Print all of the data exactly.
______________________________
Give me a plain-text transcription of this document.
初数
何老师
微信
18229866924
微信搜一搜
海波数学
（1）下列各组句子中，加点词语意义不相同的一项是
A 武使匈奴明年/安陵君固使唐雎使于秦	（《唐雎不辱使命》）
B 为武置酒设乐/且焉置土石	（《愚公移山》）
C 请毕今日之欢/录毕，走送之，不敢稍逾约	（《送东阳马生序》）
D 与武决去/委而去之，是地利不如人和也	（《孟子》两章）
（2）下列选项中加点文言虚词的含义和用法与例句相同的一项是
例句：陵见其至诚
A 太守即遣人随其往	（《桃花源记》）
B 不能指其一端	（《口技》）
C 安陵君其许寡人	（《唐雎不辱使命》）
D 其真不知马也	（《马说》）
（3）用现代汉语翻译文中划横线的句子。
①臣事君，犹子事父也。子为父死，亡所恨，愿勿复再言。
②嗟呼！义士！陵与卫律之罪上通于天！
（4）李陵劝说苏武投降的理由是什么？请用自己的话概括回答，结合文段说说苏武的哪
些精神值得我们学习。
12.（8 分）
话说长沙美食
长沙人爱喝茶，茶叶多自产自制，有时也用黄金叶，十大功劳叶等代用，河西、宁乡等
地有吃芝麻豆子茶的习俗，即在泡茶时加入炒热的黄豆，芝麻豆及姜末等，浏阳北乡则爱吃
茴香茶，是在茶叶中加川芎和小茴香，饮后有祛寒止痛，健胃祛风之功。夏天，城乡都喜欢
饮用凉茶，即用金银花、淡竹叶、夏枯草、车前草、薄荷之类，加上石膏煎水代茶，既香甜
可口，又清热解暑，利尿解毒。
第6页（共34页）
______________________________
## [THE OUTPUT]
Give me a plain-text transcription of this document.
初数
何老师
微信
18229866924
微信搜一搜
海波数学
（1）下列各组句子中，加点词语意义不相同的一项是
A 武使匈奴明年/安陵君固使唐雎使于秦	（《唐雎不辱使命》）
B 为武置酒设乐/且焉置土石	（《愚公移山》）
C 请毕今日之欢/录毕，走送之，不敢稍逾约	（《送东阳马生序》）
D 与武决去/委而去之，是地利不如人和也	（《孟子》两章）
（2）下列选项中加点文言虚词的含义和用法与例句相同的一项是
例句：陵见其至诚
A 太守即遣人随其往	（《桃花源记》）
B 不能指其一端	（《口技》）
C 安陵君其许寡人	（《唐雎不辱使命》）
D 其真不知马也	（《马说》）
（3）用现代汉语翻译文中划横线的句子。
①臣事君，犹子事父也。子为父死，亡所恨，愿勿复再言。
②嗟呼！义士！陵与卫律之罪上通于天！
（4）李陵劝说苏武投降的理由是什么？请用自己的话概括回答，结合文段说说苏武的哪
些精神值得我们学习。
12.（8 分）
话说长沙美食
长沙人爱喝茶，茶叶多自产自制，有时也用黄金叶，十大功劳叶等代用，河西、宁乡等
地有吃芝麻豆子茶的习俗，即在泡茶时加入炒热的黄豆，芝麻豆及姜末等，浏阳北乡则爱吃
茴香茶，是在茶叶中加川芎和小茴香，饮后有祛寒止痛，健胃祛风之功。夏天，城乡都喜欢
饮用凉茶，即用金银花、淡竹叶、夏枯草、车前草、薄荷之类，加上石膏煎水代茶，既香甜
可口，又清热解暑，利尿解毒。
第6页（共34页）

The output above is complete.